§ **Aim**
Copy the records below exactly, leaving out any pictures.

Records from a collection of figures

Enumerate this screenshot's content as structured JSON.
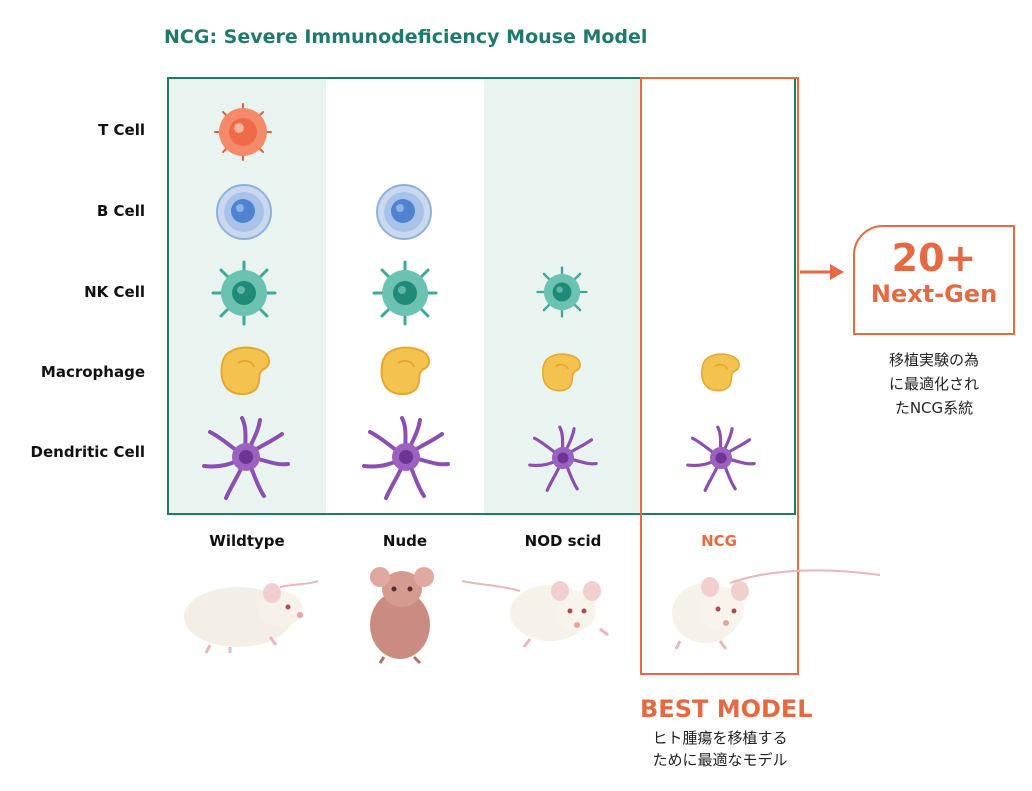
{
  "title": "NCG: Severe Immunodeficiency Mouse Model",
  "rows": [
    "T Cell",
    "B Cell",
    "NK Cell",
    "Macrophage",
    "Dendritic Cell"
  ],
  "columns": [
    "Wildtype",
    "Nude",
    "NOD scid",
    "NCG"
  ],
  "presence": {
    "Wildtype": {
      "T Cell": true,
      "B Cell": true,
      "NK Cell": true,
      "Macrophage": true,
      "Dendritic Cell": true
    },
    "Nude": {
      "T Cell": false,
      "B Cell": true,
      "NK Cell": true,
      "Macrophage": true,
      "Dendritic Cell": true
    },
    "NOD scid": {
      "T Cell": false,
      "B Cell": false,
      "NK Cell": true,
      "Macrophage": true,
      "Dendritic Cell": true
    },
    "NCG": {
      "T Cell": false,
      "B Cell": false,
      "NK Cell": false,
      "Macrophage": true,
      "Dendritic Cell": true
    }
  },
  "callout": {
    "big": "20+",
    "small": "Next-Gen",
    "sub_line1": "移植実験の為",
    "sub_line2": "に最適化され",
    "sub_line3": "たNCG系統"
  },
  "best_model": {
    "label": "BEST MODEL",
    "sub_line1": "ヒト腫瘍を移植する",
    "sub_line2": "ために最適なモデル"
  },
  "colors": {
    "green": "#1f7a6b",
    "orange": "#e36a43",
    "shade": "#e9f3ef",
    "t_cell": "#f07a5a",
    "b_cell": "#5b8fd6",
    "nk_cell": "#3fa896",
    "macrophage": "#f4c24e",
    "dendritic": "#8a4fb0"
  },
  "icons": {
    "t_cell": "t-cell-icon",
    "b_cell": "b-cell-icon",
    "nk_cell": "nk-cell-icon",
    "macrophage": "macrophage-icon",
    "dendritic": "dendritic-cell-icon",
    "mouse": "mouse-icon",
    "arrow": "arrow-right-icon"
  }
}
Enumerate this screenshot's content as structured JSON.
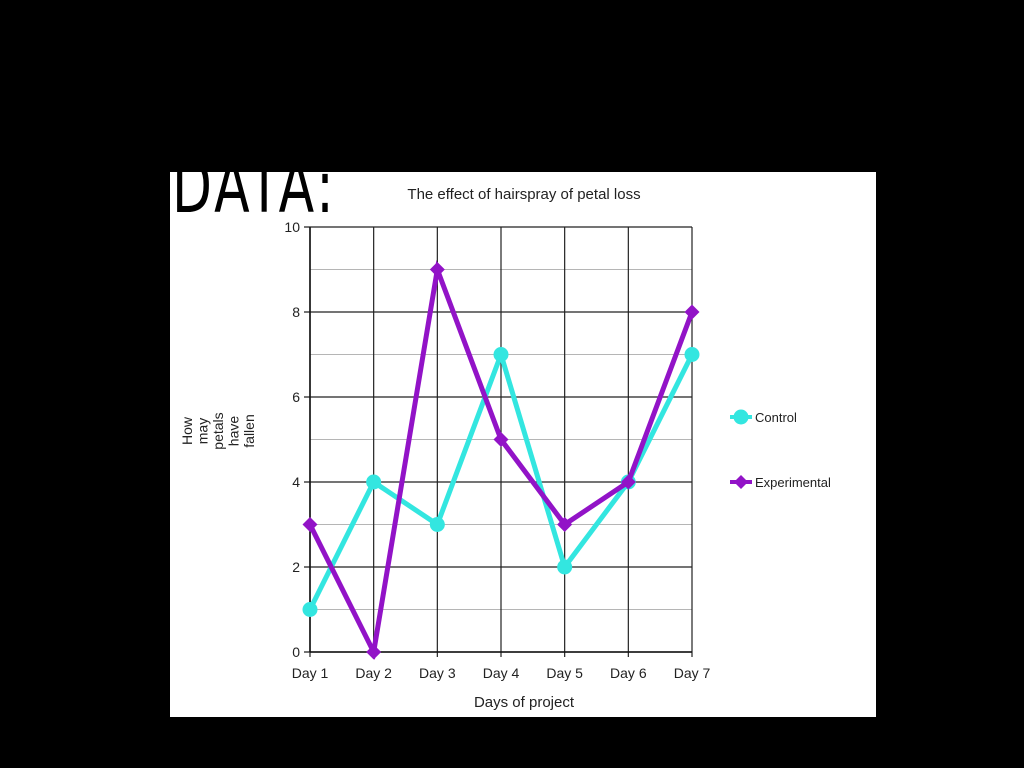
{
  "slide": {
    "heading": "DATA:"
  },
  "chart_data": {
    "type": "line",
    "title": "The effect of hairspray of petal loss",
    "xlabel": "Days of project",
    "ylabel": "How may petals have fallen",
    "ylabel_lines": [
      "How",
      "may",
      "petals",
      "have",
      "fallen"
    ],
    "categories": [
      "Day 1",
      "Day 2",
      "Day 3",
      "Day 4",
      "Day 5",
      "Day 6",
      "Day 7"
    ],
    "ylim": [
      0,
      10
    ],
    "yticks": [
      0,
      2,
      4,
      6,
      8,
      10
    ],
    "grid": true,
    "legend_position": "right",
    "series": [
      {
        "name": "Control",
        "color": "#33e6e0",
        "marker": "circle",
        "values": [
          1,
          4,
          3,
          7,
          2,
          4,
          7
        ]
      },
      {
        "name": "Experimental",
        "color": "#9213c7",
        "marker": "diamond",
        "values": [
          3,
          0,
          9,
          5,
          3,
          4,
          8
        ]
      }
    ]
  }
}
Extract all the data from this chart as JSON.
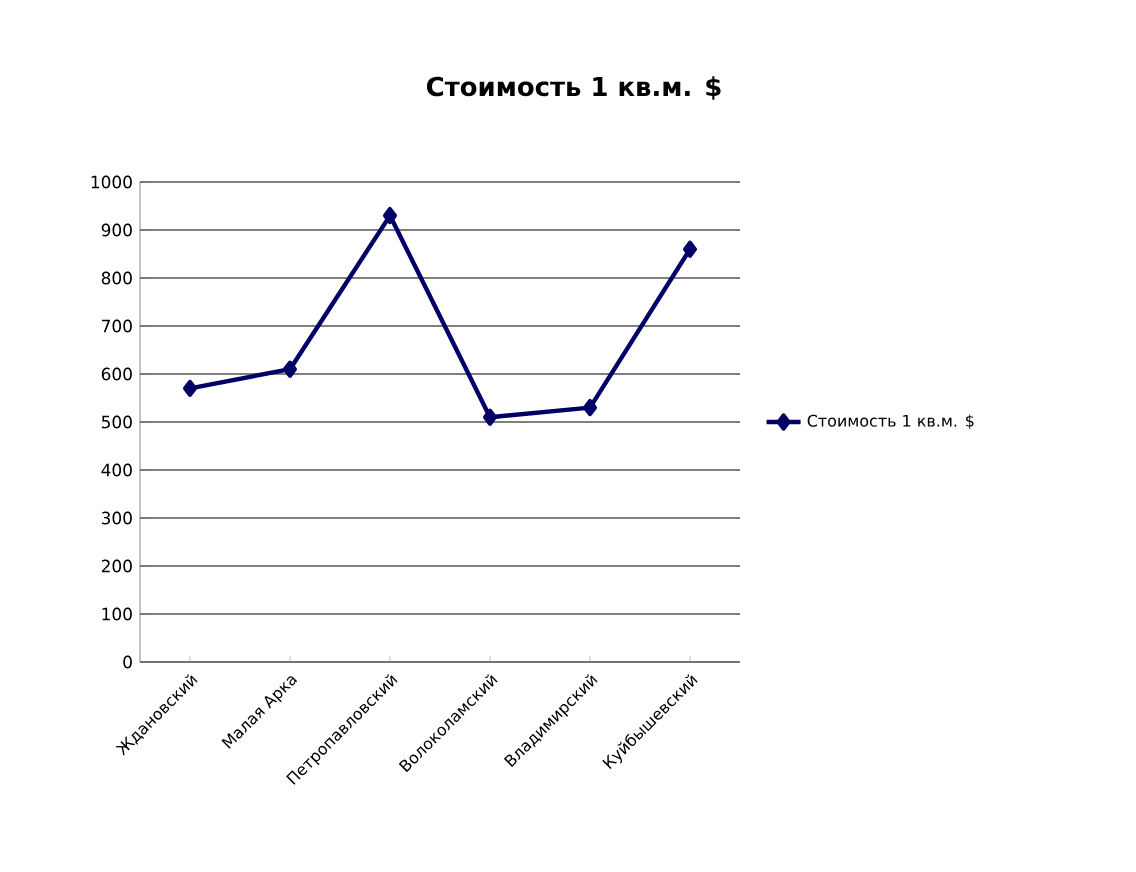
{
  "chart_data": {
    "type": "line",
    "title": "Стоимость 1 кв.м. $",
    "categories": [
      "Ждановский",
      "Малая Арка",
      "Петропавловский",
      "Волоколамский",
      "Владимирский",
      "Куйбышевский"
    ],
    "series": [
      {
        "name": "Стоимость 1 кв.м. $",
        "color": "#000066",
        "values": [
          570,
          610,
          930,
          510,
          530,
          860
        ]
      }
    ],
    "ylim": [
      0,
      1000
    ],
    "yticks": [
      0,
      100,
      200,
      300,
      400,
      500,
      600,
      700,
      800,
      900,
      1000
    ],
    "grid": "y",
    "legend": "right",
    "marker": "diamond",
    "line_style": "solid"
  }
}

§ **Answer to this task**
Enumerate this screenshot's content as structured JSON.
{
  "title": "NCG: Severe Immunodeficiency Mouse Model",
  "rows": [
    "T Cell",
    "B Cell",
    "NK Cell",
    "Macrophage",
    "Dendritic Cell"
  ],
  "columns": [
    "Wildtype",
    "Nude",
    "NOD scid",
    "NCG"
  ],
  "presence": {
    "Wildtype": {
      "T Cell": true,
      "B Cell": true,
      "NK Cell": true,
      "Macrophage": true,
      "Dendritic Cell": true
    },
    "Nude": {
      "T Cell": false,
      "B Cell": true,
      "NK Cell": true,
      "Macrophage": true,
      "Dendritic Cell": true
    },
    "NOD scid": {
      "T Cell": false,
      "B Cell": false,
      "NK Cell": true,
      "Macrophage": true,
      "Dendritic Cell": true
    },
    "NCG": {
      "T Cell": false,
      "B Cell": false,
      "NK Cell": false,
      "Macrophage": true,
      "Dendritic Cell": true
    }
  },
  "callout": {
    "big": "20+",
    "small": "Next-Gen",
    "sub_line1": "移植実験の為",
    "sub_line2": "に最適化され",
    "sub_line3": "たNCG系統"
  },
  "best_model": {
    "label": "BEST MODEL",
    "sub_line1": "ヒト腫瘍を移植する",
    "sub_line2": "ために最適なモデル"
  },
  "colors": {
    "green": "#1f7a6b",
    "orange": "#e36a43",
    "shade": "#e9f3ef",
    "t_cell": "#f07a5a",
    "b_cell": "#5b8fd6",
    "nk_cell": "#3fa896",
    "macrophage": "#f4c24e",
    "dendritic": "#8a4fb0"
  },
  "icons": {
    "t_cell": "t-cell-icon",
    "b_cell": "b-cell-icon",
    "nk_cell": "nk-cell-icon",
    "macrophage": "macrophage-icon",
    "dendritic": "dendritic-cell-icon",
    "mouse": "mouse-icon",
    "arrow": "arrow-right-icon"
  }
}
Enumerate this screenshot's content as structured JSON.
{
  "slide": {
    "heading": "DATA:"
  },
  "chart_data": {
    "type": "line",
    "title": "The effect of hairspray of petal loss",
    "xlabel": "Days of project",
    "ylabel": "How may petals have fallen",
    "ylabel_lines": [
      "How",
      "may",
      "petals",
      "have",
      "fallen"
    ],
    "categories": [
      "Day 1",
      "Day 2",
      "Day 3",
      "Day 4",
      "Day 5",
      "Day 6",
      "Day 7"
    ],
    "ylim": [
      0,
      10
    ],
    "yticks": [
      0,
      2,
      4,
      6,
      8,
      10
    ],
    "grid": true,
    "legend_position": "right",
    "series": [
      {
        "name": "Control",
        "color": "#33e6e0",
        "marker": "circle",
        "values": [
          1,
          4,
          3,
          7,
          2,
          4,
          7
        ]
      },
      {
        "name": "Experimental",
        "color": "#9213c7",
        "marker": "diamond",
        "values": [
          3,
          0,
          9,
          5,
          3,
          4,
          8
        ]
      }
    ]
  }
}
Extract all the data from this chart as JSON.
{
  "chart_data": {
    "type": "line",
    "title": "Стоимость 1 кв.м. $",
    "categories": [
      "Ждановский",
      "Малая Арка",
      "Петропавловский",
      "Волоколамский",
      "Владимирский",
      "Куйбышевский"
    ],
    "series": [
      {
        "name": "Стоимость 1 кв.м. $",
        "color": "#000066",
        "values": [
          570,
          610,
          930,
          510,
          530,
          860
        ]
      }
    ],
    "ylim": [
      0,
      1000
    ],
    "yticks": [
      0,
      100,
      200,
      300,
      400,
      500,
      600,
      700,
      800,
      900,
      1000
    ],
    "grid": "y",
    "legend": "right",
    "marker": "diamond",
    "line_style": "solid"
  }
}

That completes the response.